Data excerpts:

· · ·

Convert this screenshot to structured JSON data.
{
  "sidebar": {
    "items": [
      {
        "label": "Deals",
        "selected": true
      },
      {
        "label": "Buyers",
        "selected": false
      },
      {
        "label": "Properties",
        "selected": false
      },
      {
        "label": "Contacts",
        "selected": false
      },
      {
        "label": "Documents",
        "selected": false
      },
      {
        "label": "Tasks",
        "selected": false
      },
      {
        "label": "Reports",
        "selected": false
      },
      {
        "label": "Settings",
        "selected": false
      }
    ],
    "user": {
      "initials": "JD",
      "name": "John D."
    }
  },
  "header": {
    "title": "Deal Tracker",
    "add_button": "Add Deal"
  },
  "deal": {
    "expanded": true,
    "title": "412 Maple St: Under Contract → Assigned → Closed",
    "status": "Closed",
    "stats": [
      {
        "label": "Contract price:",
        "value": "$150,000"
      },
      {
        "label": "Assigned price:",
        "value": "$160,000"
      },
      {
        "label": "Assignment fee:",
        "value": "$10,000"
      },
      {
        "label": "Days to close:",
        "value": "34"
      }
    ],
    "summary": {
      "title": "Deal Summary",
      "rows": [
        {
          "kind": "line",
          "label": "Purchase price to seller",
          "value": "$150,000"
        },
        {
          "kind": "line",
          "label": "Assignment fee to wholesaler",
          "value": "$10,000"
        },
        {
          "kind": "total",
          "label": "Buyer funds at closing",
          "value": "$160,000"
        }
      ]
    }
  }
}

· · ·

Exercise:
Each line in the material above must be retyped without alteration.

Solution to this exercise:
Convert this screenshot to structured JSON data.
{
  "sidebar": {
    "items": [
      {
        "label": "Deals",
        "selected": true
      },
      {
        "label": "Buyers",
        "selected": false
      },
      {
        "label": "Properties",
        "selected": false
      },
      {
        "label": "Contacts",
        "selected": false
      },
      {
        "label": "Documents",
        "selected": false
      },
      {
        "label": "Tasks",
        "selected": false
      },
      {
        "label": "Reports",
        "selected": false
      },
      {
        "label": "Settings",
        "selected": false
      }
    ],
    "user": {
      "initials": "JD",
      "name": "John D."
    }
  },
  "header": {
    "title": "Deal Tracker",
    "add_button": "Add Deal"
  },
  "deal": {
    "expanded": true,
    "title": "412 Maple St: Under Contract → Assigned → Closed",
    "status": "Closed",
    "stats": [
      {
        "label": "Contract price:",
        "value": "$150,000"
      },
      {
        "label": "Assigned price:",
        "value": "$160,000"
      },
      {
        "label": "Assignment fee:",
        "value": "$10,000"
      },
      {
        "label": "Days to close:",
        "value": "34"
      }
    ],
    "summary": {
      "title": "Deal Summary",
      "rows": [
        {
          "kind": "line",
          "label": "Purchase price to seller",
          "value": "$150,000"
        },
        {
          "kind": "line",
          "label": "Assignment fee to wholesaler",
          "value": "$10,000"
        },
        {
          "kind": "total",
          "label": "Buyer funds at closing",
          "value": "$160,000"
        }
      ]
    }
  }
}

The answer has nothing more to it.